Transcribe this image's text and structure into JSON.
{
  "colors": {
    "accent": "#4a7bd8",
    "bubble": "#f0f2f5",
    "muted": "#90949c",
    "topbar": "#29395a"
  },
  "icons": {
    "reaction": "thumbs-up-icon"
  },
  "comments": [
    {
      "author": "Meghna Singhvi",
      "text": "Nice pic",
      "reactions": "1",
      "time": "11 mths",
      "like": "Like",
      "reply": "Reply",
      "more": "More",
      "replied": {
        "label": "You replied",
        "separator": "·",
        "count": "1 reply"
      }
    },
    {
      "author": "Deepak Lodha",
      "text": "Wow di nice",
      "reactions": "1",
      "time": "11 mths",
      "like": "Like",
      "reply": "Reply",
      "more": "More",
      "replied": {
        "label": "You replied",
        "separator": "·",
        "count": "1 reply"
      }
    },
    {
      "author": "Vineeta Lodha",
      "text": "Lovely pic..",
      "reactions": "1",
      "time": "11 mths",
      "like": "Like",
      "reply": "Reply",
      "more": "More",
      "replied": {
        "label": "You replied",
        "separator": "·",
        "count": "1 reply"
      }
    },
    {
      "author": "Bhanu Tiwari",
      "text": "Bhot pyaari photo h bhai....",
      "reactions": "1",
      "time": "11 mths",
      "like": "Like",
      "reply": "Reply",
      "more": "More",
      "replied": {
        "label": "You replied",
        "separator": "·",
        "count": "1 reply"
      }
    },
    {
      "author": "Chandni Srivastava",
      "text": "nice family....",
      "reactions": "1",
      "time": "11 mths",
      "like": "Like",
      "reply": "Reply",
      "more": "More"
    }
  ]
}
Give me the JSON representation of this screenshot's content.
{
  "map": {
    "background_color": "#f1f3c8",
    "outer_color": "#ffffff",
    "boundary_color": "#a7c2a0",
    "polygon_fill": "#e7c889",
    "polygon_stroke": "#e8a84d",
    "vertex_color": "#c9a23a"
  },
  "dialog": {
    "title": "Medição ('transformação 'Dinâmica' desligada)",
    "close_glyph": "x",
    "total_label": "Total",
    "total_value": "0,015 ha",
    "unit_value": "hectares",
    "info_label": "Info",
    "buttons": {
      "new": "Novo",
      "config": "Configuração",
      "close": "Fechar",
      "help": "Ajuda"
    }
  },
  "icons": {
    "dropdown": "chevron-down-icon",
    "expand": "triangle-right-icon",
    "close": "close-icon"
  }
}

=====

* YOUR INSTRUCTIONS: Write out every entry again, keeping each line exactly the same.

* FULL RESPONSE:
Transcribe this image's text and structure into JSON.
{
  "colors": {
    "accent": "#4a7bd8",
    "bubble": "#f0f2f5",
    "muted": "#90949c",
    "topbar": "#29395a"
  },
  "icons": {
    "reaction": "thumbs-up-icon"
  },
  "comments": [
    {
      "author": "Meghna Singhvi",
      "text": "Nice pic",
      "reactions": "1",
      "time": "11 mths",
      "like": "Like",
      "reply": "Reply",
      "more": "More",
      "replied": {
        "label": "You replied",
        "separator": "·",
        "count": "1 reply"
      }
    },
    {
      "author": "Deepak Lodha",
      "text": "Wow di nice",
      "reactions": "1",
      "time": "11 mths",
      "like": "Like",
      "reply": "Reply",
      "more": "More",
      "replied": {
        "label": "You replied",
        "separator": "·",
        "count": "1 reply"
      }
    },
    {
      "author": "Vineeta Lodha",
      "text": "Lovely pic..",
      "reactions": "1",
      "time": "11 mths",
      "like": "Like",
      "reply": "Reply",
      "more": "More",
      "replied": {
        "label": "You replied",
        "separator": "·",
        "count": "1 reply"
      }
    },
    {
      "author": "Bhanu Tiwari",
      "text": "Bhot pyaari photo h bhai....",
      "reactions": "1",
      "time": "11 mths",
      "like": "Like",
      "reply": "Reply",
      "more": "More",
      "replied": {
        "label": "You replied",
        "separator": "·",
        "count": "1 reply"
      }
    },
    {
      "author": "Chandni Srivastava",
      "text": "nice family....",
      "reactions": "1",
      "time": "11 mths",
      "like": "Like",
      "reply": "Reply",
      "more": "More"
    }
  ]
}
Give me the JSON representation of this screenshot's content.
{
  "map": {
    "background_color": "#f1f3c8",
    "outer_color": "#ffffff",
    "boundary_color": "#a7c2a0",
    "polygon_fill": "#e7c889",
    "polygon_stroke": "#e8a84d",
    "vertex_color": "#c9a23a"
  },
  "dialog": {
    "title": "Medição ('transformação 'Dinâmica' desligada)",
    "close_glyph": "x",
    "total_label": "Total",
    "total_value": "0,015 ha",
    "unit_value": "hectares",
    "info_label": "Info",
    "buttons": {
      "new": "Novo",
      "config": "Configuração",
      "close": "Fechar",
      "help": "Ajuda"
    }
  },
  "icons": {
    "dropdown": "chevron-down-icon",
    "expand": "triangle-right-icon",
    "close": "close-icon"
  }
}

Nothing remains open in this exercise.